WHAT YOU NEED TO DO:
Write out each line that follows exactly as it stands, without the pictures.

PROVIDED MATERIAL:
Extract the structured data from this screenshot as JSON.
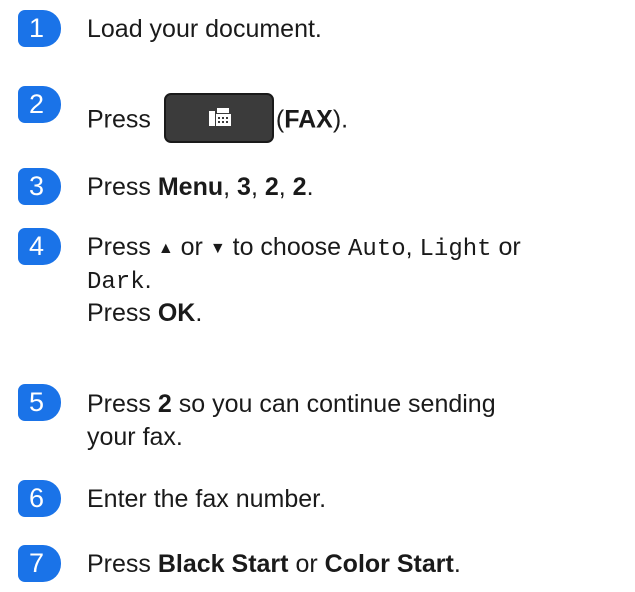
{
  "steps": [
    {
      "number": "1",
      "text": "Load your document."
    },
    {
      "number": "2",
      "press": "Press",
      "open_paren": "(",
      "fax_label": "FAX",
      "close_paren": ").",
      "icon": "fax-icon"
    },
    {
      "number": "3",
      "press": "Press",
      "menu": "Menu",
      "sep1": ", ",
      "k1": "3",
      "sep2": ", ",
      "k2": "2",
      "sep3": ", ",
      "k3": "2",
      "end": "."
    },
    {
      "number": "4",
      "press": "Press",
      "up_arrow": "▲",
      "or1": "or",
      "down_arrow": "▼",
      "to_choose": "to choose",
      "opt_auto": "Auto",
      "comma": ",",
      "opt_light": "Light",
      "or2": "or",
      "opt_dark": "Dark",
      "period": ".",
      "press2": "Press",
      "ok": "OK",
      "period2": "."
    },
    {
      "number": "5",
      "press": "Press",
      "key": "2",
      "rest_line1": "so you can continue sending",
      "rest_line2": "your fax."
    },
    {
      "number": "6",
      "text": "Enter the fax number."
    },
    {
      "number": "7",
      "press": "Press",
      "black_start": "Black Start",
      "or": "or",
      "color_start": "Color Start",
      "end": "."
    }
  ],
  "colors": {
    "badge": "#1a73e8",
    "button": "#3b3b3b"
  }
}
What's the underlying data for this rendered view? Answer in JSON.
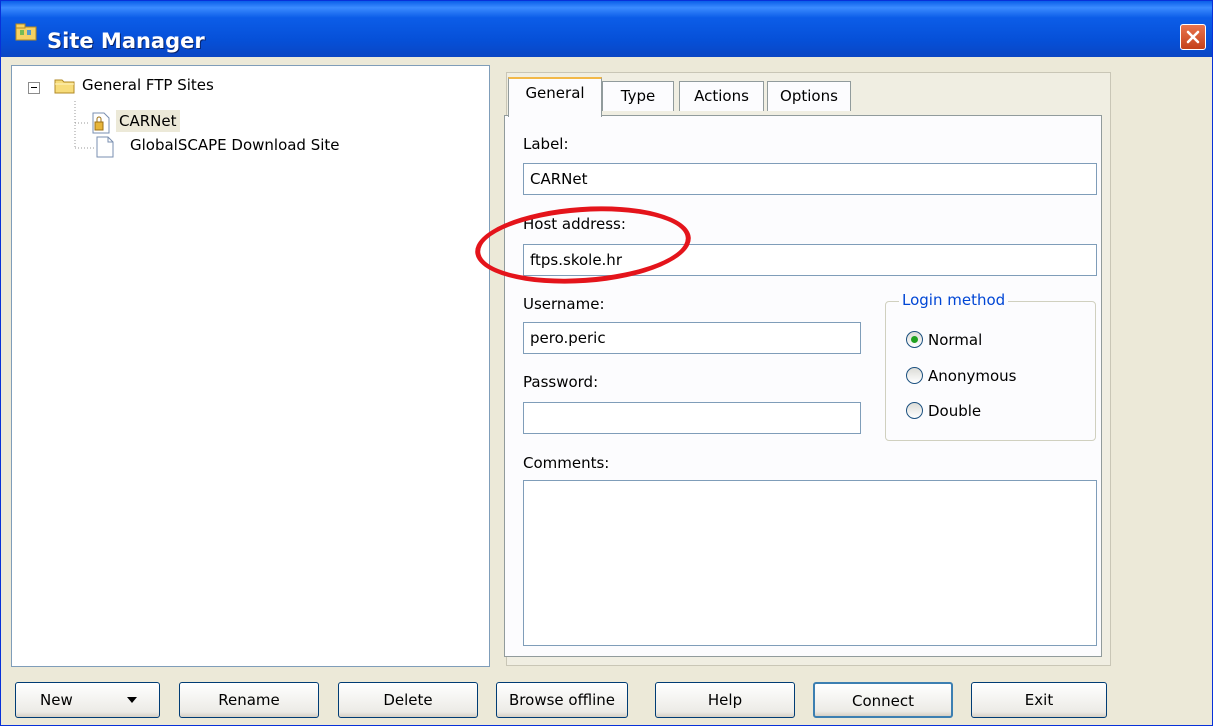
{
  "window": {
    "title": "Site Manager"
  },
  "tree": {
    "root": "General FTP Sites",
    "items": [
      "CARNet",
      "GlobalSCAPE Download Site"
    ]
  },
  "tabs": [
    "General",
    "Type",
    "Actions",
    "Options"
  ],
  "form": {
    "label_caption": "Label:",
    "label_value": "CARNet",
    "host_caption": "Host address:",
    "host_value": "ftps.skole.hr",
    "username_caption": "Username:",
    "username_value": "pero.peric",
    "password_caption": "Password:",
    "password_value": "",
    "comments_caption": "Comments:",
    "comments_value": ""
  },
  "login_method": {
    "title": "Login method",
    "options": [
      "Normal",
      "Anonymous",
      "Double"
    ],
    "selected": "Normal"
  },
  "buttons": {
    "new": "New",
    "rename": "Rename",
    "delete": "Delete",
    "browse_offline": "Browse offline",
    "help": "Help",
    "connect": "Connect",
    "exit": "Exit"
  },
  "colors": {
    "titlebar": "#0a5fe9",
    "highlight_circle": "#e4141b",
    "group_title": "#0046d5"
  }
}
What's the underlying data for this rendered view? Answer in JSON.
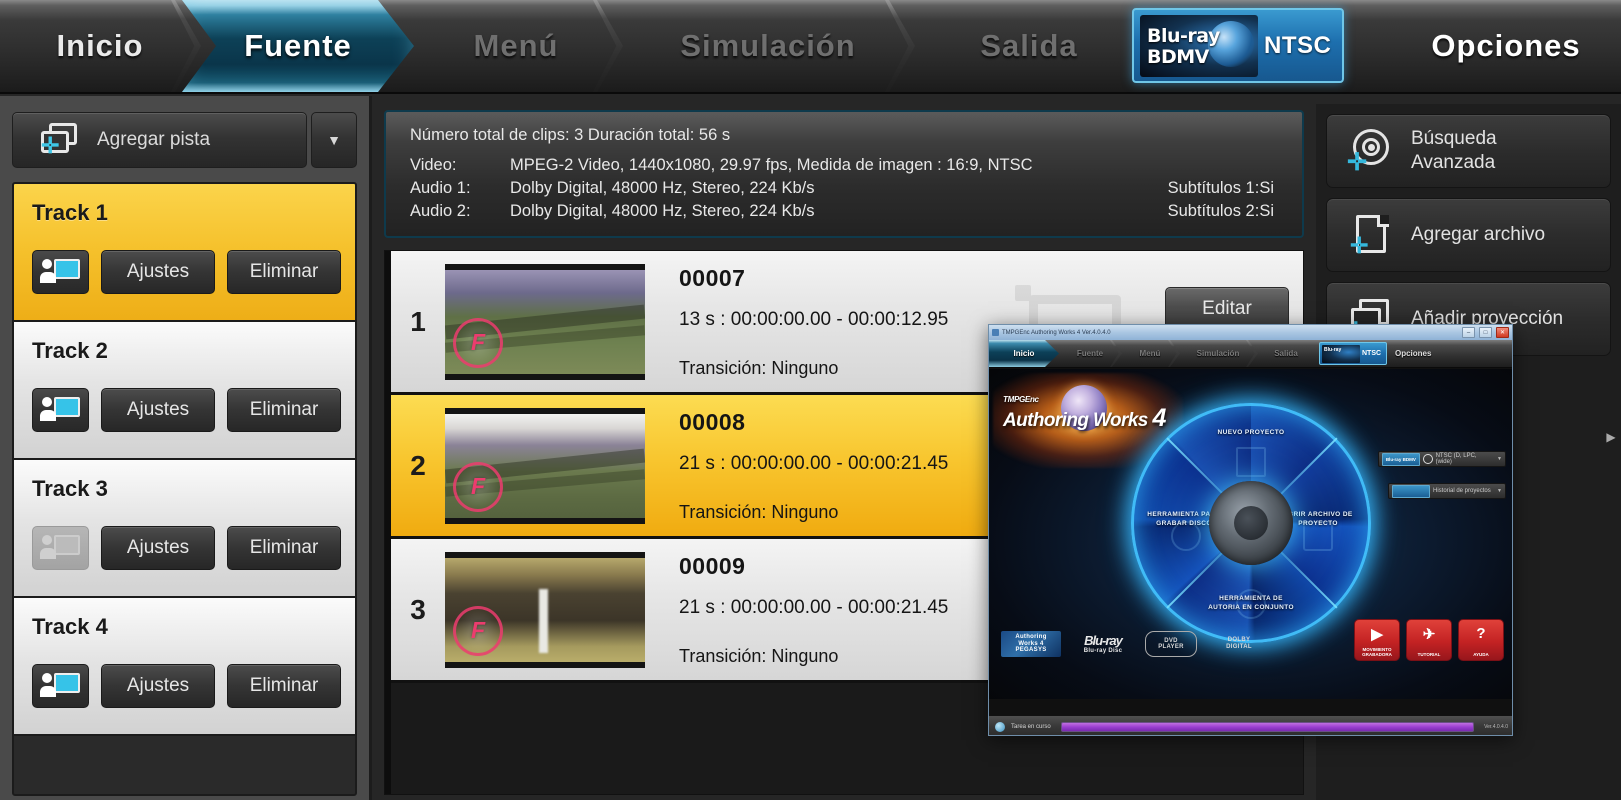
{
  "topnav": {
    "tabs": [
      {
        "label": "Inicio",
        "state": "normal"
      },
      {
        "label": "Fuente",
        "state": "active"
      },
      {
        "label": "Menú",
        "state": "dim"
      },
      {
        "label": "Simulación",
        "state": "dim"
      },
      {
        "label": "Salida",
        "state": "dim"
      },
      {
        "label": "Opciones",
        "state": "normal"
      }
    ],
    "format_badge": {
      "logo_line1": "Blu-ray",
      "logo_line2": "BDMV",
      "standard": "NTSC"
    }
  },
  "sidebar_left": {
    "add_track_label": "Agregar pista",
    "add_track_dropdown": "▼",
    "tracks": [
      {
        "name": "Track 1",
        "settings": "Ajustes",
        "delete": "Eliminar",
        "selected": true,
        "icon_enabled": true
      },
      {
        "name": "Track 2",
        "settings": "Ajustes",
        "delete": "Eliminar",
        "selected": false,
        "icon_enabled": true
      },
      {
        "name": "Track 3",
        "settings": "Ajustes",
        "delete": "Eliminar",
        "selected": false,
        "icon_enabled": false
      },
      {
        "name": "Track 4",
        "settings": "Ajustes",
        "delete": "Eliminar",
        "selected": false,
        "icon_enabled": true
      }
    ]
  },
  "info_panel": {
    "summary": "Número total de clips: 3     Duración total: 56 s",
    "video_label": "Video:",
    "video_value": "MPEG-2 Video,  1440x1080,  29.97  fps,  Medida de imagen : 16:9,  NTSC",
    "audio1_label": "Audio 1:",
    "audio1_value": "Dolby Digital,  48000  Hz,  Stereo,  224  Kb/s",
    "audio1_sub": "Subtítulos 1:Si",
    "audio2_label": "Audio 2:",
    "audio2_value": "Dolby Digital,  48000  Hz,  Stereo,  224  Kb/s",
    "audio2_sub": "Subtítulos 2:Si"
  },
  "clips": {
    "edit_label": "Editar",
    "rows": [
      {
        "index": "1",
        "name": "00007",
        "time": "13 s :  00:00:00.00 - 00:00:12.95",
        "transition": "Transición: Ninguno",
        "badge": "F",
        "selected": false
      },
      {
        "index": "2",
        "name": "00008",
        "time": "21 s :  00:00:00.00 - 00:00:21.45",
        "transition": "Transición: Ninguno",
        "badge": "F",
        "selected": true
      },
      {
        "index": "3",
        "name": "00009",
        "time": "21 s :  00:00:00.00 - 00:00:21.45",
        "transition": "Transición: Ninguno",
        "badge": "F",
        "selected": false
      }
    ]
  },
  "sidebar_right": {
    "buttons": [
      {
        "line1": "Búsqueda",
        "line2": "Avanzada",
        "icon": "advanced-search-icon"
      },
      {
        "line1": "Agregar archivo",
        "line2": "",
        "icon": "add-file-icon"
      },
      {
        "line1": "Añadir proyección",
        "line2": "",
        "icon": "add-projection-icon"
      }
    ]
  },
  "inner_window": {
    "title": "TMPGEnc Authoring Works 4  Ver.4.0.4.0",
    "window_buttons": {
      "minimize": "–",
      "maximize": "□",
      "close": "✕"
    },
    "nav_tabs": [
      {
        "label": "Inicio",
        "state": "active"
      },
      {
        "label": "Fuente",
        "state": "dim"
      },
      {
        "label": "Menú",
        "state": "dim"
      },
      {
        "label": "Simulación",
        "state": "dim"
      },
      {
        "label": "Salida",
        "state": "dim"
      },
      {
        "label": "Opciones",
        "state": "normal"
      }
    ],
    "badge": {
      "logo_line1": "Blu-ray",
      "logo_line2": "BDMV",
      "standard": "NTSC"
    },
    "logo": {
      "small": "TMPGEnc",
      "big": "Authoring Works",
      "version": "4"
    },
    "wheel": {
      "top": "NUEVO PROYECTO",
      "left": "HERRAMIENTA PARA GRABAR DISCO",
      "right": "ABRIR ARCHIVO DE PROYECTO",
      "bottom": "HERRAMIENTA DE AUTORIA EN CONJUNTO"
    },
    "dropdowns": [
      {
        "badge": "Blu-ray BDMV",
        "value": "NTSC  (D, LPC, (wide)"
      },
      {
        "badge": "",
        "value": "Historial de proyectos"
      }
    ],
    "logos": [
      {
        "id": "authoring-works-logo",
        "l1": "Authoring",
        "l2": "Works 4",
        "l3": "PEGASYS"
      },
      {
        "id": "bluray-disc-logo",
        "mark": "Blu-ray",
        "sub": "Blu-ray Disc"
      },
      {
        "id": "dvd-logo",
        "mark": "DVD",
        "sub": "PLAYER"
      },
      {
        "id": "dolby-logo",
        "mark": "DOLBY",
        "sub": "DIGITAL"
      }
    ],
    "red_buttons": [
      {
        "glyph": "▶",
        "label": "MOVIMIENTO GRABADORA"
      },
      {
        "glyph": "✈",
        "label": "TUTORIAL"
      },
      {
        "glyph": "?",
        "label": "AYUDA"
      }
    ],
    "status": {
      "text": "Tarea en curso",
      "progress_label": "",
      "right_text": "Ver.4.0.4.0"
    }
  }
}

ANSWER BELOW:
Extract the structured data from this screenshot as JSON.
{
  "steps": [
    {
      "number": "1",
      "text": "Load your document."
    },
    {
      "number": "2",
      "press": "Press",
      "open_paren": "(",
      "fax_label": "FAX",
      "close_paren": ").",
      "icon": "fax-icon"
    },
    {
      "number": "3",
      "press": "Press",
      "menu": "Menu",
      "sep1": ", ",
      "k1": "3",
      "sep2": ", ",
      "k2": "2",
      "sep3": ", ",
      "k3": "2",
      "end": "."
    },
    {
      "number": "4",
      "press": "Press",
      "up_arrow": "▲",
      "or1": "or",
      "down_arrow": "▼",
      "to_choose": "to choose",
      "opt_auto": "Auto",
      "comma": ",",
      "opt_light": "Light",
      "or2": "or",
      "opt_dark": "Dark",
      "period": ".",
      "press2": "Press",
      "ok": "OK",
      "period2": "."
    },
    {
      "number": "5",
      "press": "Press",
      "key": "2",
      "rest_line1": "so you can continue sending",
      "rest_line2": "your fax."
    },
    {
      "number": "6",
      "text": "Enter the fax number."
    },
    {
      "number": "7",
      "press": "Press",
      "black_start": "Black Start",
      "or": "or",
      "color_start": "Color Start",
      "end": "."
    }
  ],
  "colors": {
    "badge": "#1a73e8",
    "button": "#3b3b3b"
  }
}
What's the underlying data for this rendered view? Answer in JSON.
{
  "window": {
    "title": "Site Manager"
  },
  "tree": {
    "root": "General FTP Sites",
    "items": [
      "CARNet",
      "GlobalSCAPE Download Site"
    ]
  },
  "tabs": [
    "General",
    "Type",
    "Actions",
    "Options"
  ],
  "form": {
    "label_caption": "Label:",
    "label_value": "CARNet",
    "host_caption": "Host address:",
    "host_value": "ftps.skole.hr",
    "username_caption": "Username:",
    "username_value": "pero.peric",
    "password_caption": "Password:",
    "password_value": "",
    "comments_caption": "Comments:",
    "comments_value": ""
  },
  "login_method": {
    "title": "Login method",
    "options": [
      "Normal",
      "Anonymous",
      "Double"
    ],
    "selected": "Normal"
  },
  "buttons": {
    "new": "New",
    "rename": "Rename",
    "delete": "Delete",
    "browse_offline": "Browse offline",
    "help": "Help",
    "connect": "Connect",
    "exit": "Exit"
  },
  "colors": {
    "titlebar": "#0a5fe9",
    "highlight_circle": "#e4141b",
    "group_title": "#0046d5"
  }
}
What's the underlying data for this rendered view? Answer in JSON.
{
  "topnav": {
    "tabs": [
      {
        "label": "Inicio",
        "state": "normal"
      },
      {
        "label": "Fuente",
        "state": "active"
      },
      {
        "label": "Menú",
        "state": "dim"
      },
      {
        "label": "Simulación",
        "state": "dim"
      },
      {
        "label": "Salida",
        "state": "dim"
      },
      {
        "label": "Opciones",
        "state": "normal"
      }
    ],
    "format_badge": {
      "logo_line1": "Blu-ray",
      "logo_line2": "BDMV",
      "standard": "NTSC"
    }
  },
  "sidebar_left": {
    "add_track_label": "Agregar pista",
    "add_track_dropdown": "▼",
    "tracks": [
      {
        "name": "Track 1",
        "settings": "Ajustes",
        "delete": "Eliminar",
        "selected": true,
        "icon_enabled": true
      },
      {
        "name": "Track 2",
        "settings": "Ajustes",
        "delete": "Eliminar",
        "selected": false,
        "icon_enabled": true
      },
      {
        "name": "Track 3",
        "settings": "Ajustes",
        "delete": "Eliminar",
        "selected": false,
        "icon_enabled": false
      },
      {
        "name": "Track 4",
        "settings": "Ajustes",
        "delete": "Eliminar",
        "selected": false,
        "icon_enabled": true
      }
    ]
  },
  "info_panel": {
    "summary": "Número total de clips: 3     Duración total: 56 s",
    "video_label": "Video:",
    "video_value": "MPEG-2 Video,  1440x1080,  29.97  fps,  Medida de imagen : 16:9,  NTSC",
    "audio1_label": "Audio 1:",
    "audio1_value": "Dolby Digital,  48000  Hz,  Stereo,  224  Kb/s",
    "audio1_sub": "Subtítulos 1:Si",
    "audio2_label": "Audio 2:",
    "audio2_value": "Dolby Digital,  48000  Hz,  Stereo,  224  Kb/s",
    "audio2_sub": "Subtítulos 2:Si"
  },
  "clips": {
    "edit_label": "Editar",
    "rows": [
      {
        "index": "1",
        "name": "00007",
        "time": "13 s :  00:00:00.00 - 00:00:12.95",
        "transition": "Transición: Ninguno",
        "badge": "F",
        "selected": false
      },
      {
        "index": "2",
        "name": "00008",
        "time": "21 s :  00:00:00.00 - 00:00:21.45",
        "transition": "Transición: Ninguno",
        "badge": "F",
        "selected": true
      },
      {
        "index": "3",
        "name": "00009",
        "time": "21 s :  00:00:00.00 - 00:00:21.45",
        "transition": "Transición: Ninguno",
        "badge": "F",
        "selected": false
      }
    ]
  },
  "sidebar_right": {
    "buttons": [
      {
        "line1": "Búsqueda",
        "line2": "Avanzada",
        "icon": "advanced-search-icon"
      },
      {
        "line1": "Agregar archivo",
        "line2": "",
        "icon": "add-file-icon"
      },
      {
        "line1": "Añadir proyección",
        "line2": "",
        "icon": "add-projection-icon"
      }
    ]
  },
  "inner_window": {
    "title": "TMPGEnc Authoring Works 4  Ver.4.0.4.0",
    "window_buttons": {
      "minimize": "–",
      "maximize": "□",
      "close": "✕"
    },
    "nav_tabs": [
      {
        "label": "Inicio",
        "state": "active"
      },
      {
        "label": "Fuente",
        "state": "dim"
      },
      {
        "label": "Menú",
        "state": "dim"
      },
      {
        "label": "Simulación",
        "state": "dim"
      },
      {
        "label": "Salida",
        "state": "dim"
      },
      {
        "label": "Opciones",
        "state": "normal"
      }
    ],
    "badge": {
      "logo_line1": "Blu-ray",
      "logo_line2": "BDMV",
      "standard": "NTSC"
    },
    "logo": {
      "small": "TMPGEnc",
      "big": "Authoring Works",
      "version": "4"
    },
    "wheel": {
      "top": "NUEVO PROYECTO",
      "left": "HERRAMIENTA PARA GRABAR DISCO",
      "right": "ABRIR ARCHIVO DE PROYECTO",
      "bottom": "HERRAMIENTA DE AUTORIA EN CONJUNTO"
    },
    "dropdowns": [
      {
        "badge": "Blu-ray BDMV",
        "value": "NTSC  (D, LPC, (wide)"
      },
      {
        "badge": "",
        "value": "Historial de proyectos"
      }
    ],
    "logos": [
      {
        "id": "authoring-works-logo",
        "l1": "Authoring",
        "l2": "Works 4",
        "l3": "PEGASYS"
      },
      {
        "id": "bluray-disc-logo",
        "mark": "Blu-ray",
        "sub": "Blu-ray Disc"
      },
      {
        "id": "dvd-logo",
        "mark": "DVD",
        "sub": "PLAYER"
      },
      {
        "id": "dolby-logo",
        "mark": "DOLBY",
        "sub": "DIGITAL"
      }
    ],
    "red_buttons": [
      {
        "glyph": "▶",
        "label": "MOVIMIENTO GRABADORA"
      },
      {
        "glyph": "✈",
        "label": "TUTORIAL"
      },
      {
        "glyph": "?",
        "label": "AYUDA"
      }
    ],
    "status": {
      "text": "Tarea en curso",
      "progress_label": "",
      "right_text": "Ver.4.0.4.0"
    }
  }
}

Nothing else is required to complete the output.